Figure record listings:
——————————
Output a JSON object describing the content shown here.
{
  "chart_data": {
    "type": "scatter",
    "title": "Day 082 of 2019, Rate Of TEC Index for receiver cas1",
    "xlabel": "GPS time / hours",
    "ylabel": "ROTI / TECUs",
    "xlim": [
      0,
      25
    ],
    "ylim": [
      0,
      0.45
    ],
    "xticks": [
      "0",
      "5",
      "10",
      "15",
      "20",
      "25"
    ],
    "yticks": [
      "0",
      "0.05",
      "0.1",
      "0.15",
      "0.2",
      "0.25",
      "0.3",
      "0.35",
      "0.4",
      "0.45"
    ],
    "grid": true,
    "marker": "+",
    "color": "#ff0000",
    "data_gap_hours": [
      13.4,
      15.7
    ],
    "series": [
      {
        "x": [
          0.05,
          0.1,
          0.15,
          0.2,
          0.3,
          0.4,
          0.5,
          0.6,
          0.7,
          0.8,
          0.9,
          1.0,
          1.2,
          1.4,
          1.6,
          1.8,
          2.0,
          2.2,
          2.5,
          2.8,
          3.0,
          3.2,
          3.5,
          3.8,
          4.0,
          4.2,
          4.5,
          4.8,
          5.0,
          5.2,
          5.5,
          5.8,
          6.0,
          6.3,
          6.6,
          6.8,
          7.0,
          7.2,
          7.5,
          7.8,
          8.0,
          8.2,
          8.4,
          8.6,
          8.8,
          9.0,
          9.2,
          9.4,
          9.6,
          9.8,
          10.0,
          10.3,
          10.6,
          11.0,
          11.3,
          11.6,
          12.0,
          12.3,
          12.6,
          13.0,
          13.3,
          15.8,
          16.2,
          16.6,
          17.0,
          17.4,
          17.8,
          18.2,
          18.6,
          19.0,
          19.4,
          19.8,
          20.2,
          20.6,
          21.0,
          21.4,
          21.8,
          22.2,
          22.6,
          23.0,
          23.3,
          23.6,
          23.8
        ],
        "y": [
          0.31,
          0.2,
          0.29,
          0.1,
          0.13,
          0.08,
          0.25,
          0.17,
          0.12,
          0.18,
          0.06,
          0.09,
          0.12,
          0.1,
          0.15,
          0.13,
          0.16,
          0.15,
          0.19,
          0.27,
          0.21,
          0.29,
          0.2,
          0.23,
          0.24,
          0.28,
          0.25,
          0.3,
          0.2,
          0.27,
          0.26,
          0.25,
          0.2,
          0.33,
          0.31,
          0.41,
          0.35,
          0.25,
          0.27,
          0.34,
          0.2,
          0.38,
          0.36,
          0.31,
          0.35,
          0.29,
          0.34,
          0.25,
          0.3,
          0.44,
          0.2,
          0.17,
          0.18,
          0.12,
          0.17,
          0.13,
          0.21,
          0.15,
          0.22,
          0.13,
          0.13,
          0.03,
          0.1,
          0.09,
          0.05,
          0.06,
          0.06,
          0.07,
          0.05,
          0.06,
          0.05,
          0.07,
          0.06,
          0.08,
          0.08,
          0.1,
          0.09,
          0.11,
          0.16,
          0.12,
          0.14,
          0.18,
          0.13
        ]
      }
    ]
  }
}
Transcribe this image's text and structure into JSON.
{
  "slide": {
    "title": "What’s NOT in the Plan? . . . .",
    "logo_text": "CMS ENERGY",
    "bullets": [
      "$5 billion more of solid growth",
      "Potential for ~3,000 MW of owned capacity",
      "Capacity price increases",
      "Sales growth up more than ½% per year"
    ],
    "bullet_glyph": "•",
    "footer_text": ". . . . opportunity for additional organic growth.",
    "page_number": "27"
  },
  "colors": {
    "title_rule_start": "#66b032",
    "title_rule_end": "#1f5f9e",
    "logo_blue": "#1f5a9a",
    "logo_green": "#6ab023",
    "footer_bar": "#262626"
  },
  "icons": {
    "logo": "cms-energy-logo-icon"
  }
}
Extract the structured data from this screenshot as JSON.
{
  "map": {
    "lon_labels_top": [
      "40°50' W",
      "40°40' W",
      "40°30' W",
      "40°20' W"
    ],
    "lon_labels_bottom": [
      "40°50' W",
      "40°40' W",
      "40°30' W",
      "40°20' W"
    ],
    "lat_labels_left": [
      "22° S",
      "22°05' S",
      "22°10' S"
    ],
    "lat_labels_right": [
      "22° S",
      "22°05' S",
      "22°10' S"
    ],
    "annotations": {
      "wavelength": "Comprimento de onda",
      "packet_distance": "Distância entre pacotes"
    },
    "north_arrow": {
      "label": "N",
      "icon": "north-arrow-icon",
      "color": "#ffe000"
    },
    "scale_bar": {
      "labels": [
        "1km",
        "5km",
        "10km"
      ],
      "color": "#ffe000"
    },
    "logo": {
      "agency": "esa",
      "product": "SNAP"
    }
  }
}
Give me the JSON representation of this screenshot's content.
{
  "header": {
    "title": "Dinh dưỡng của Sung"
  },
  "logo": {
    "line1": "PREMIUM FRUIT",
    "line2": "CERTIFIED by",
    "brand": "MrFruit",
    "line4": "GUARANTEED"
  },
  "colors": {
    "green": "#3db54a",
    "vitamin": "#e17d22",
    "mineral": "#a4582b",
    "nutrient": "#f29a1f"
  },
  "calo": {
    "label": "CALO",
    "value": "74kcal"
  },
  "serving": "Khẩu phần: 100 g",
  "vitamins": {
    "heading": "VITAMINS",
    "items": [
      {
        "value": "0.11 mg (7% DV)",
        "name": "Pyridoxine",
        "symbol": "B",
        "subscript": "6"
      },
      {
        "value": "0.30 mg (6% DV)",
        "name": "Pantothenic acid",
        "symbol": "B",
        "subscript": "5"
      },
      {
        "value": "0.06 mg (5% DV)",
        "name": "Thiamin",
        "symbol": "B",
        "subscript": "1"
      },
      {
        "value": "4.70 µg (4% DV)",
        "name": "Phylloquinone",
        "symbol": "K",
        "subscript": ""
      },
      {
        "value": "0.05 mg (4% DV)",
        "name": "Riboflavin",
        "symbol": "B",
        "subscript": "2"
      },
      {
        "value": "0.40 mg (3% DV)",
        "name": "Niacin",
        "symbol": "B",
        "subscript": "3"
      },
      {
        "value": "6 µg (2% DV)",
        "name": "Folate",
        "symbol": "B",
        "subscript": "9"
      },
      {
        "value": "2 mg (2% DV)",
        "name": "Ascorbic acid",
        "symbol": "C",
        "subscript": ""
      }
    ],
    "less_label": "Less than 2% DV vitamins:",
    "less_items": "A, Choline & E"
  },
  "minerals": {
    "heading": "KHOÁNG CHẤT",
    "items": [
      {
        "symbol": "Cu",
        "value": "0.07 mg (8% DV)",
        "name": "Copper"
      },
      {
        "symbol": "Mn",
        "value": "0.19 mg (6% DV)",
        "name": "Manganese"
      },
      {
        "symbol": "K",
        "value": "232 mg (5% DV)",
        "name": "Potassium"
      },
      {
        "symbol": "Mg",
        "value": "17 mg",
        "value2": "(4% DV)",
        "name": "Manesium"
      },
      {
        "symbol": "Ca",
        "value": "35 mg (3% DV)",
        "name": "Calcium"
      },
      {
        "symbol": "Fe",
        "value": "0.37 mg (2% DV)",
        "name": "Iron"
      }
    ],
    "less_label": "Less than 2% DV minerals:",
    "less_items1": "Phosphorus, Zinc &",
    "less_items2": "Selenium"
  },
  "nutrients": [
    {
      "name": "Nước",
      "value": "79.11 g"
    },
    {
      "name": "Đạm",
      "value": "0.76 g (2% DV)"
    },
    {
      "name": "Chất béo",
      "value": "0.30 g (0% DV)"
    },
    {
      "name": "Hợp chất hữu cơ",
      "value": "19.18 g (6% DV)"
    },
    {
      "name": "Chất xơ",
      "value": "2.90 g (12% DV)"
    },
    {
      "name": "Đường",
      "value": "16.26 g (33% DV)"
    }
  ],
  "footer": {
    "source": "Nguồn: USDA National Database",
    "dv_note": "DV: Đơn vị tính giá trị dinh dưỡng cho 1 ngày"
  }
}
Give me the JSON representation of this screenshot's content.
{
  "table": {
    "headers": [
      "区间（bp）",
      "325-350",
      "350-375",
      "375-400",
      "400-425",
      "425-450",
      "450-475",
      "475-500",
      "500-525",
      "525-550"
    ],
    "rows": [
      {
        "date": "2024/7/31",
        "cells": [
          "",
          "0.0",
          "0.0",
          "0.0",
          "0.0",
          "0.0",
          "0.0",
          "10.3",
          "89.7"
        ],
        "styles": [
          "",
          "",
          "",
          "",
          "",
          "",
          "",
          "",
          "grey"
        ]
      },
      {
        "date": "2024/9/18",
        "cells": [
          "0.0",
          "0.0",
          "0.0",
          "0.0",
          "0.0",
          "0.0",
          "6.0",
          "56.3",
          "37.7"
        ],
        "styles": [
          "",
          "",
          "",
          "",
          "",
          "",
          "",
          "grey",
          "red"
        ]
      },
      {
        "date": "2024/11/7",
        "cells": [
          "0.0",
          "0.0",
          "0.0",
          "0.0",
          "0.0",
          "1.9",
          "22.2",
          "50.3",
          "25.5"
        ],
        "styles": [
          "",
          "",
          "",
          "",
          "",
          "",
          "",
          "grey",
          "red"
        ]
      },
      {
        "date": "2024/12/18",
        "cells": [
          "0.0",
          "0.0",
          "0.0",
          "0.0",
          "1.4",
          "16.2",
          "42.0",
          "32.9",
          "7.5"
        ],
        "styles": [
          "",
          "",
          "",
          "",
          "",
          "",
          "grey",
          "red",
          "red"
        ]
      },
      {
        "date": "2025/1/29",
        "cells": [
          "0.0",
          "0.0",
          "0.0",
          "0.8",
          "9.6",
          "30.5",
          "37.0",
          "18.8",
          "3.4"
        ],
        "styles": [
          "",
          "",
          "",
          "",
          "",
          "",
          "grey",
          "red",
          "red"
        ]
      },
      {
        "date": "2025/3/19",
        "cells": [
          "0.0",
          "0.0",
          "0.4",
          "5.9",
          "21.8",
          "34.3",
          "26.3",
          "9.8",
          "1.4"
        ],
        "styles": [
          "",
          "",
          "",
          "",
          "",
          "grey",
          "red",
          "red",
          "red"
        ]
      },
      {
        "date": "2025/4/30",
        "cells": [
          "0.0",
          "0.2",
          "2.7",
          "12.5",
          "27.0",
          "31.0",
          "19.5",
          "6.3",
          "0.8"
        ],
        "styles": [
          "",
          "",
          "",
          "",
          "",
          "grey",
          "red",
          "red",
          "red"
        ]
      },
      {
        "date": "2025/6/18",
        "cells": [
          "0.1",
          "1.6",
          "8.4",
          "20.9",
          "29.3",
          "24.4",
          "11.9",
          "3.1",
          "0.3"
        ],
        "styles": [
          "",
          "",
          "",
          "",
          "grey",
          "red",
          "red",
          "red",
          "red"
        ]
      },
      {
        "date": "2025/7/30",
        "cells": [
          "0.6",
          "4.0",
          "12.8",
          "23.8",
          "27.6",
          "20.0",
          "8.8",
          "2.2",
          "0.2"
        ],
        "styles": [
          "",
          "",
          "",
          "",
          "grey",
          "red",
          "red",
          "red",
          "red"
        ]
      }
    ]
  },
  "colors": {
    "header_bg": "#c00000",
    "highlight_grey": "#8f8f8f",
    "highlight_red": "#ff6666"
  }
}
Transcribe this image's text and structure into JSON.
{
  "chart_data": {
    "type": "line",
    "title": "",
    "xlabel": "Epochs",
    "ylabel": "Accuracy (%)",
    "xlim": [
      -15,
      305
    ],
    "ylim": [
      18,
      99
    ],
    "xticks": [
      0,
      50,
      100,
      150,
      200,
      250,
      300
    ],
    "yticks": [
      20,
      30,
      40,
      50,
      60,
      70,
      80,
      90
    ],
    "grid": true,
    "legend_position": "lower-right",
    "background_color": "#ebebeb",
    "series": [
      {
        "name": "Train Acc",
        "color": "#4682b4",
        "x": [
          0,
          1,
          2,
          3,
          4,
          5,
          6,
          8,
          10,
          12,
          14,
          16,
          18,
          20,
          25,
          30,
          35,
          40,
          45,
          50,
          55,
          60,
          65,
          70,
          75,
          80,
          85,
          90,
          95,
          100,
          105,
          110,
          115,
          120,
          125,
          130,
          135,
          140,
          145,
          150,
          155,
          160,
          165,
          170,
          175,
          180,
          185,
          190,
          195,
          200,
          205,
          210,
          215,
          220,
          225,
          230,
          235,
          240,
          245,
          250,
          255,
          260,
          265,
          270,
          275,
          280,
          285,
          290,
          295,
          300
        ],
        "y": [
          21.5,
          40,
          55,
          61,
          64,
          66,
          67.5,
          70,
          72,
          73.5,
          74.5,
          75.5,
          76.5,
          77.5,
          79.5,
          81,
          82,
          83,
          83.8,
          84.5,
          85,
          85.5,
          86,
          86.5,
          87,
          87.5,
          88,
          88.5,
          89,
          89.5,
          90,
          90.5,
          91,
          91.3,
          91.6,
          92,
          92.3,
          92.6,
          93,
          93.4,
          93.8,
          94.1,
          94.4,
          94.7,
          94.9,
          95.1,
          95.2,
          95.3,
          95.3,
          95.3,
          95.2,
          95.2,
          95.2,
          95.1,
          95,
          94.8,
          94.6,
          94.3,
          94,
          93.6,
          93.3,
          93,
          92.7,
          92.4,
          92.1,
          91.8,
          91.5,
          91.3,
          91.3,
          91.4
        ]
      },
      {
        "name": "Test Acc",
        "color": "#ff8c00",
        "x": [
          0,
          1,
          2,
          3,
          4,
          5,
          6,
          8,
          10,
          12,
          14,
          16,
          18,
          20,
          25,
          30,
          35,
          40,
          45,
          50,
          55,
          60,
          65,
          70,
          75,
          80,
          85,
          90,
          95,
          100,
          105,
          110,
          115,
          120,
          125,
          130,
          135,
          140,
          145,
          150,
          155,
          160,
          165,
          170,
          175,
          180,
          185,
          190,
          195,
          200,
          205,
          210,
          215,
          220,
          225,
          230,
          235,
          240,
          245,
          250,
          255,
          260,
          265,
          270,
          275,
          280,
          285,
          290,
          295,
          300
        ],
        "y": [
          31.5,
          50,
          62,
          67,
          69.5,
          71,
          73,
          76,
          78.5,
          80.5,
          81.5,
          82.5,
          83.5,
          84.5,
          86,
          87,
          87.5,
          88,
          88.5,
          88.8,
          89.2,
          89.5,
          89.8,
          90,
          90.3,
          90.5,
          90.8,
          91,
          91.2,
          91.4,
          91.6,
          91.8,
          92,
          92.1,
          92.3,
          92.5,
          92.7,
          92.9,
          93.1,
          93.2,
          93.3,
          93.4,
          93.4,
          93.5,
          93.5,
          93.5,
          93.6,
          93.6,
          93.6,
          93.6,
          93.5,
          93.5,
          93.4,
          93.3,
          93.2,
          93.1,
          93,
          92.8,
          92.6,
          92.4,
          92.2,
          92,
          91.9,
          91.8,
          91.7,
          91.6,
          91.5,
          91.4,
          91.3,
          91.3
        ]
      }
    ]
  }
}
——————————
Go through the records and copy each line with "dưỡng" in it.

    "title": "Dinh dưỡng của Sung"
    "dv_note": "DV: Đơn vị tính giá trị dinh dưỡng cho 1 ngày"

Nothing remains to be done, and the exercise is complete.